**EXERCISE:**
Return all of the data exactly as written, without the pictures.

**GIVEN RECORDS:**
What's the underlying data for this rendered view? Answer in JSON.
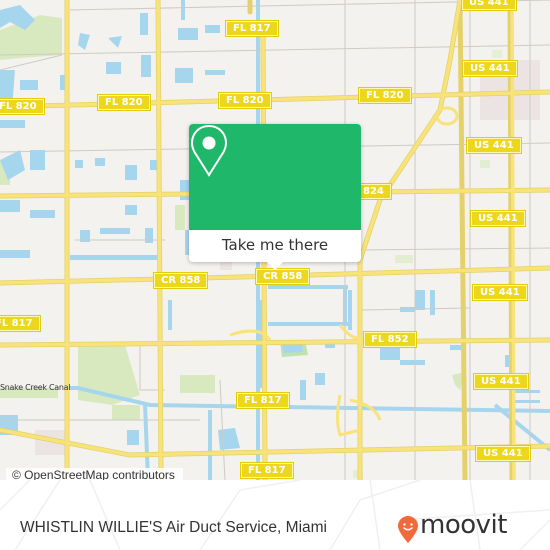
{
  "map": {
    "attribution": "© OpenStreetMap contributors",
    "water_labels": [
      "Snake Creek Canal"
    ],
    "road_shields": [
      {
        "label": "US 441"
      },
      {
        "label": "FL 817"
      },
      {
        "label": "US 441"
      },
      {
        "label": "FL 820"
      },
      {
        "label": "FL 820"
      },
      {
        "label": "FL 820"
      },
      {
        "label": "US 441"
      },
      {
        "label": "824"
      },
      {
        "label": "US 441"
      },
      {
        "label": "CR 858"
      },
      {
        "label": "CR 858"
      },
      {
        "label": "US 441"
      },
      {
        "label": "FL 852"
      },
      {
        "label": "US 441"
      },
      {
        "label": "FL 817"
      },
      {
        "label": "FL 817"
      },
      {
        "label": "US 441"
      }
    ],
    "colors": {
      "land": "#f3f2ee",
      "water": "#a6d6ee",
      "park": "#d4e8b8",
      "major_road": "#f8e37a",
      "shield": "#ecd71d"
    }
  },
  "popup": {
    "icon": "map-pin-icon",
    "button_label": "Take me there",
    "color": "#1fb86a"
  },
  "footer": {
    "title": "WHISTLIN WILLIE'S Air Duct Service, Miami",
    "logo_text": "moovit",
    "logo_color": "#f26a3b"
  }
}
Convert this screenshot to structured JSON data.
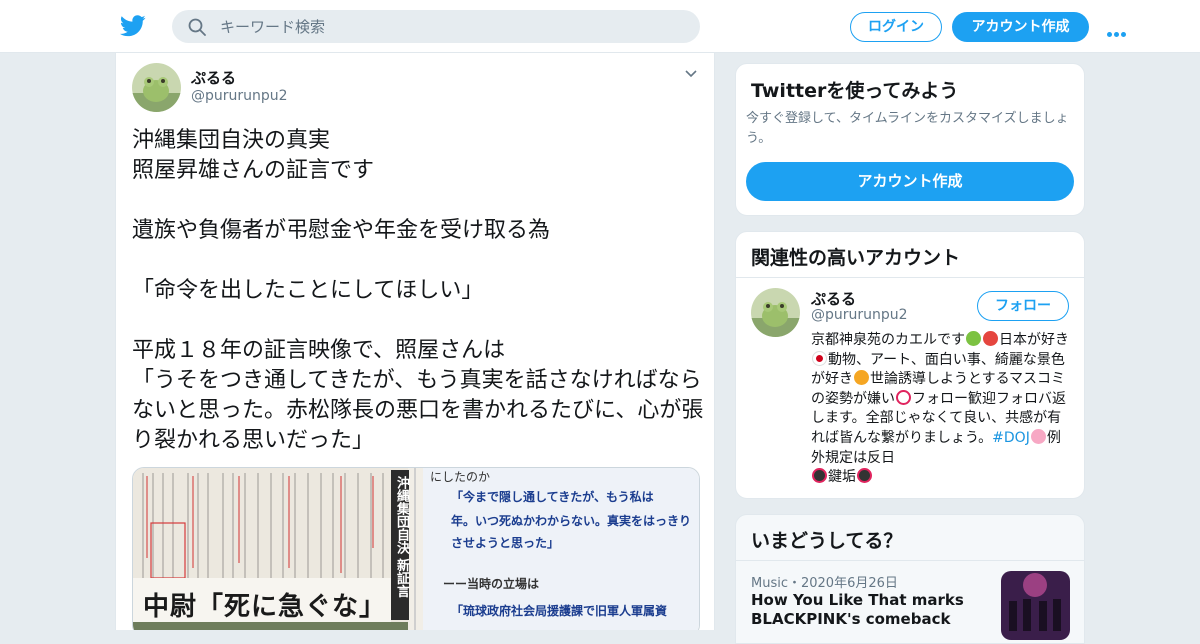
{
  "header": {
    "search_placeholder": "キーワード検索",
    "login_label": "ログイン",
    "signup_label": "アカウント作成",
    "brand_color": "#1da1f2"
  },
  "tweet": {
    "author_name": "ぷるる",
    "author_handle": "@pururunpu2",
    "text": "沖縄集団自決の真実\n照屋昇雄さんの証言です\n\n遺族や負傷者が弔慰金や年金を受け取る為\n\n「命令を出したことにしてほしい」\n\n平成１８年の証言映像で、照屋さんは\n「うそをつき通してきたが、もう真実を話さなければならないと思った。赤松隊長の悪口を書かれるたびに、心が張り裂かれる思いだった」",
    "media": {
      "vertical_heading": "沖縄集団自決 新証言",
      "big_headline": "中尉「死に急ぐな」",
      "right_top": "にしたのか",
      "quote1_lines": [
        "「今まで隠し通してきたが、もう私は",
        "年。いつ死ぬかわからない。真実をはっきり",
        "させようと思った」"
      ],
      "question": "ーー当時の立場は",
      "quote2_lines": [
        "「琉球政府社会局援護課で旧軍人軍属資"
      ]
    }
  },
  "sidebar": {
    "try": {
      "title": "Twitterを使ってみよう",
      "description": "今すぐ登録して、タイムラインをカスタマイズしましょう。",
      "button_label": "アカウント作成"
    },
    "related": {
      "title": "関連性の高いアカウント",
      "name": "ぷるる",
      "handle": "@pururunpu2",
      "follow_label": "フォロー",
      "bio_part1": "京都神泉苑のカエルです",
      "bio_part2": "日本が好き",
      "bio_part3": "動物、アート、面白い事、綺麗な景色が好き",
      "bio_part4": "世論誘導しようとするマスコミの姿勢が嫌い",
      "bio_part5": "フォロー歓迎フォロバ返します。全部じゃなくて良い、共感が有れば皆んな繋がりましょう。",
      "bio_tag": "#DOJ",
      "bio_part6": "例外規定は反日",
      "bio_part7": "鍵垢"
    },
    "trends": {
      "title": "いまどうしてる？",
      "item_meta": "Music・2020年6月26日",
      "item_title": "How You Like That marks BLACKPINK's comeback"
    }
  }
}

**WRITTEN ANSWER:**
What's the underlying data for this rendered view? Answer in JSON.
{
  "map": {
    "attribution": "© OpenStreetMap contributors",
    "water_labels": [
      "Snake Creek Canal"
    ],
    "road_shields": [
      {
        "label": "US 441"
      },
      {
        "label": "FL 817"
      },
      {
        "label": "US 441"
      },
      {
        "label": "FL 820"
      },
      {
        "label": "FL 820"
      },
      {
        "label": "FL 820"
      },
      {
        "label": "US 441"
      },
      {
        "label": "824"
      },
      {
        "label": "US 441"
      },
      {
        "label": "CR 858"
      },
      {
        "label": "CR 858"
      },
      {
        "label": "US 441"
      },
      {
        "label": "FL 852"
      },
      {
        "label": "US 441"
      },
      {
        "label": "FL 817"
      },
      {
        "label": "FL 817"
      },
      {
        "label": "US 441"
      }
    ],
    "colors": {
      "land": "#f3f2ee",
      "water": "#a6d6ee",
      "park": "#d4e8b8",
      "major_road": "#f8e37a",
      "shield": "#ecd71d"
    }
  },
  "popup": {
    "icon": "map-pin-icon",
    "button_label": "Take me there",
    "color": "#1fb86a"
  },
  "footer": {
    "title": "WHISTLIN WILLIE'S Air Duct Service, Miami",
    "logo_text": "moovit",
    "logo_color": "#f26a3b"
  }
}
Convert this screenshot to structured JSON data.
{
  "header": {
    "search_placeholder": "キーワード検索",
    "login_label": "ログイン",
    "signup_label": "アカウント作成",
    "brand_color": "#1da1f2"
  },
  "tweet": {
    "author_name": "ぷるる",
    "author_handle": "@pururunpu2",
    "text": "沖縄集団自決の真実\n照屋昇雄さんの証言です\n\n遺族や負傷者が弔慰金や年金を受け取る為\n\n「命令を出したことにしてほしい」\n\n平成１８年の証言映像で、照屋さんは\n「うそをつき通してきたが、もう真実を話さなければならないと思った。赤松隊長の悪口を書かれるたびに、心が張り裂かれる思いだった」",
    "media": {
      "vertical_heading": "沖縄集団自決 新証言",
      "big_headline": "中尉「死に急ぐな」",
      "right_top": "にしたのか",
      "quote1_lines": [
        "「今まで隠し通してきたが、もう私は",
        "年。いつ死ぬかわからない。真実をはっきり",
        "させようと思った」"
      ],
      "question": "ーー当時の立場は",
      "quote2_lines": [
        "「琉球政府社会局援護課で旧軍人軍属資"
      ]
    }
  },
  "sidebar": {
    "try": {
      "title": "Twitterを使ってみよう",
      "description": "今すぐ登録して、タイムラインをカスタマイズしましょう。",
      "button_label": "アカウント作成"
    },
    "related": {
      "title": "関連性の高いアカウント",
      "name": "ぷるる",
      "handle": "@pururunpu2",
      "follow_label": "フォロー",
      "bio_part1": "京都神泉苑のカエルです",
      "bio_part2": "日本が好き",
      "bio_part3": "動物、アート、面白い事、綺麗な景色が好き",
      "bio_part4": "世論誘導しようとするマスコミの姿勢が嫌い",
      "bio_part5": "フォロー歓迎フォロバ返します。全部じゃなくて良い、共感が有れば皆んな繋がりましょう。",
      "bio_tag": "#DOJ",
      "bio_part6": "例外規定は反日",
      "bio_part7": "鍵垢"
    },
    "trends": {
      "title": "いまどうしてる？",
      "item_meta": "Music・2020年6月26日",
      "item_title": "How You Like That marks BLACKPINK's comeback"
    }
  }
}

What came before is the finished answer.